§ **Required task**
Where does the string "layout" appear? Copy every line of the entries below that holds it.

************

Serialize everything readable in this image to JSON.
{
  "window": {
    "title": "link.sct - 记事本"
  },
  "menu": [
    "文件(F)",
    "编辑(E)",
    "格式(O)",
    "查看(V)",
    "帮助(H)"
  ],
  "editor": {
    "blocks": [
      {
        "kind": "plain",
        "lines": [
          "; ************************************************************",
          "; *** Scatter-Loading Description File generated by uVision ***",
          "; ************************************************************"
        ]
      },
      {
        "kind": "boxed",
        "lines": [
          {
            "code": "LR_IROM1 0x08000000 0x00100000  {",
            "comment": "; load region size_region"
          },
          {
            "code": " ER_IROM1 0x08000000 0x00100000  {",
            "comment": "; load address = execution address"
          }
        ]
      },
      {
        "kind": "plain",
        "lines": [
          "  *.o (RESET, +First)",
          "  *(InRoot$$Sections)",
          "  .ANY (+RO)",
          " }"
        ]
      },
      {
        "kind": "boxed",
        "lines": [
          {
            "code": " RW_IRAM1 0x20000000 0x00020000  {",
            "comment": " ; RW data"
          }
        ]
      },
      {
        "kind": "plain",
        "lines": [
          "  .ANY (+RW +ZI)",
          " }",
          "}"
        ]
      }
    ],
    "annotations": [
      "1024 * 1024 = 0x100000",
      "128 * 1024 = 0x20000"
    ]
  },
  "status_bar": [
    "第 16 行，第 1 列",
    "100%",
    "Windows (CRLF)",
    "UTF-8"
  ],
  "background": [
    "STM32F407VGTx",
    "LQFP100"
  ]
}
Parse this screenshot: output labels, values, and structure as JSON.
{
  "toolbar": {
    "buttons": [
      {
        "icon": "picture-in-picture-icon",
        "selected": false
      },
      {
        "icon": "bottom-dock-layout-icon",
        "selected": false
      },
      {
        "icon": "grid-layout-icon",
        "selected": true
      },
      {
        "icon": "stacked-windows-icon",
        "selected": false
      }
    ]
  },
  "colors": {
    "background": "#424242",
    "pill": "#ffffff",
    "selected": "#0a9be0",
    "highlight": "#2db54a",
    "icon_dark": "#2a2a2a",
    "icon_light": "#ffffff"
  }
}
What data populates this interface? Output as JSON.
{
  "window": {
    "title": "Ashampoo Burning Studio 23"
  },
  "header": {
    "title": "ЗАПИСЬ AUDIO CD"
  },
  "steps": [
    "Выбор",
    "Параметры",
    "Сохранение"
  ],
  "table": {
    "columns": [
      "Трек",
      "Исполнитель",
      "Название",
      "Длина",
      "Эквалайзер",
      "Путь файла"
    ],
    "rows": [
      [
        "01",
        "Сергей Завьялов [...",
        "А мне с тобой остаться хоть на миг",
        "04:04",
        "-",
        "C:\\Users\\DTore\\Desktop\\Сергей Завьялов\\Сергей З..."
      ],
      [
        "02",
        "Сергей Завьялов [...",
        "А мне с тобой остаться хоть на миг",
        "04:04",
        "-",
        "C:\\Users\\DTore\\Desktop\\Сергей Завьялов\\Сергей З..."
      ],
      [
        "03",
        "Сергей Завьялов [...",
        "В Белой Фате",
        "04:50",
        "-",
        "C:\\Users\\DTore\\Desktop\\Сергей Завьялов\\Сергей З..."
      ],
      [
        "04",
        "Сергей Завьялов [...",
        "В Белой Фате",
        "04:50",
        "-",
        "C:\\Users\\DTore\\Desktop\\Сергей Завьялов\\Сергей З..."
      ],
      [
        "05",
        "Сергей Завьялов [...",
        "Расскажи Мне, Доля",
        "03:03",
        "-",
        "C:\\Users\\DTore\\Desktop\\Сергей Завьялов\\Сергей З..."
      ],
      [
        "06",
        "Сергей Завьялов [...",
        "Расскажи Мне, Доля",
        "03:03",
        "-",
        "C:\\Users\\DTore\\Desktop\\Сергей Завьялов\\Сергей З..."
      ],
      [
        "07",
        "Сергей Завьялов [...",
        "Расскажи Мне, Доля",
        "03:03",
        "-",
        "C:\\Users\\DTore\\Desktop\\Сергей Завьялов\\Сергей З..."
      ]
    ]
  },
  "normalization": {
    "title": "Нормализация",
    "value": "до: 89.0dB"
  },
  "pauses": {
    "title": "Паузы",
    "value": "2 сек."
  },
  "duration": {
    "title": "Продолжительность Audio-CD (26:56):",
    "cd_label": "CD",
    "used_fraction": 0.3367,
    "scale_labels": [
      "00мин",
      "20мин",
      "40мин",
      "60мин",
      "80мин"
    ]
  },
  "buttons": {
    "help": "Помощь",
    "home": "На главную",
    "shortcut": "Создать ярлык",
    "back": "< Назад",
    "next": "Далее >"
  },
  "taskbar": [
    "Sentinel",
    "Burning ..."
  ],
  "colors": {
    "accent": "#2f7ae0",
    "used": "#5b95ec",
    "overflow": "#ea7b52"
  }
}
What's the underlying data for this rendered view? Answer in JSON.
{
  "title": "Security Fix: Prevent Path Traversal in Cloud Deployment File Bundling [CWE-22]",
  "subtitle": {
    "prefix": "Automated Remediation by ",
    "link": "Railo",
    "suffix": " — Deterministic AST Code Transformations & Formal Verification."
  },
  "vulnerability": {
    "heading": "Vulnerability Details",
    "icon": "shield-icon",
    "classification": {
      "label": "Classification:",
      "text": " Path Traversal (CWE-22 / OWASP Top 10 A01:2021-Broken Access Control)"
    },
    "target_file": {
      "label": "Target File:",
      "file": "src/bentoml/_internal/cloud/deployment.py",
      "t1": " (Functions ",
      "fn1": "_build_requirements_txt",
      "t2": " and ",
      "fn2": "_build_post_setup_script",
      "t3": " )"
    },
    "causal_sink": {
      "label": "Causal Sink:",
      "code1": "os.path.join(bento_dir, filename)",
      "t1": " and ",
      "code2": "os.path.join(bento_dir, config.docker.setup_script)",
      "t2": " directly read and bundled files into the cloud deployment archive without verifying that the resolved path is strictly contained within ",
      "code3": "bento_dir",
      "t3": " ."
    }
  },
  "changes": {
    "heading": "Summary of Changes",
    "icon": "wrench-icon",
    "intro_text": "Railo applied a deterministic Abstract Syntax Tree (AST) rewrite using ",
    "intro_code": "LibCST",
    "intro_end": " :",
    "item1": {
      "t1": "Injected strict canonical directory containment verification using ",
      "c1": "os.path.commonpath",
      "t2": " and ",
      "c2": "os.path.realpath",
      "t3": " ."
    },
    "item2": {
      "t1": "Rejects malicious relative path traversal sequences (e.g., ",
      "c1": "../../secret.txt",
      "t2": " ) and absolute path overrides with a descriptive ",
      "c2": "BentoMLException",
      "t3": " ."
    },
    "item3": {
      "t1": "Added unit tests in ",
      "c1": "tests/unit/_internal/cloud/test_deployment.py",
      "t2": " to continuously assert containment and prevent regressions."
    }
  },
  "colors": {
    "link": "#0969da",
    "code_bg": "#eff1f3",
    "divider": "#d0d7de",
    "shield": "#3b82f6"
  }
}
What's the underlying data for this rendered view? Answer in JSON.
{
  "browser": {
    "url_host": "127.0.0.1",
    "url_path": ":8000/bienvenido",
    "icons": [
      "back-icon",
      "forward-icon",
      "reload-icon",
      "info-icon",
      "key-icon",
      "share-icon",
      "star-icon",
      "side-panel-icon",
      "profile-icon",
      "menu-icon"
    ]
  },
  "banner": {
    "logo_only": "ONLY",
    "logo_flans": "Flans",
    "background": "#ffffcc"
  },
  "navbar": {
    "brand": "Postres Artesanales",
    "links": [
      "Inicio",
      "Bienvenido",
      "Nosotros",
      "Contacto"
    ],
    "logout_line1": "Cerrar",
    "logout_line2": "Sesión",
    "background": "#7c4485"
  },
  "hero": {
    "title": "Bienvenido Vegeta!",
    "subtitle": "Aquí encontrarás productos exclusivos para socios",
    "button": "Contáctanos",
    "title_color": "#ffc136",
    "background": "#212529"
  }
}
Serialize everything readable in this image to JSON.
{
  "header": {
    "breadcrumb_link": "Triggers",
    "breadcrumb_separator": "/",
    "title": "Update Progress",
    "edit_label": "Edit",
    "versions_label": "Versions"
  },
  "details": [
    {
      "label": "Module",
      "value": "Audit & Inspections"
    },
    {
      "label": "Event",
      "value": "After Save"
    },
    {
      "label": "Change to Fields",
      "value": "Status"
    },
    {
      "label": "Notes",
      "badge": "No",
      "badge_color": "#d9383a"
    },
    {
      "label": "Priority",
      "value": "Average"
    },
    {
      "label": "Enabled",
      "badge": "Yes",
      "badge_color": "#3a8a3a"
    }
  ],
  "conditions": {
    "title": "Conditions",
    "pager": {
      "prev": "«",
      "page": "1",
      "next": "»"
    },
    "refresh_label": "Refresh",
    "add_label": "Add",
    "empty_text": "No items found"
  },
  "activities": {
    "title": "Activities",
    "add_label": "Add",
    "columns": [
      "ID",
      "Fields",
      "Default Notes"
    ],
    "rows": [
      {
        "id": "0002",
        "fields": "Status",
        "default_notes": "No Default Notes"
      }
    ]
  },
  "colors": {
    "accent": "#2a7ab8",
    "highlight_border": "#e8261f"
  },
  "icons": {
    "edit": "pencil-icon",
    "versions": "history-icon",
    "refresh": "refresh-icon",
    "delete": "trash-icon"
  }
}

************

§ **Full solution**
        "icon": "bottom-dock-layout-icon",
        "icon": "grid-layout-icon",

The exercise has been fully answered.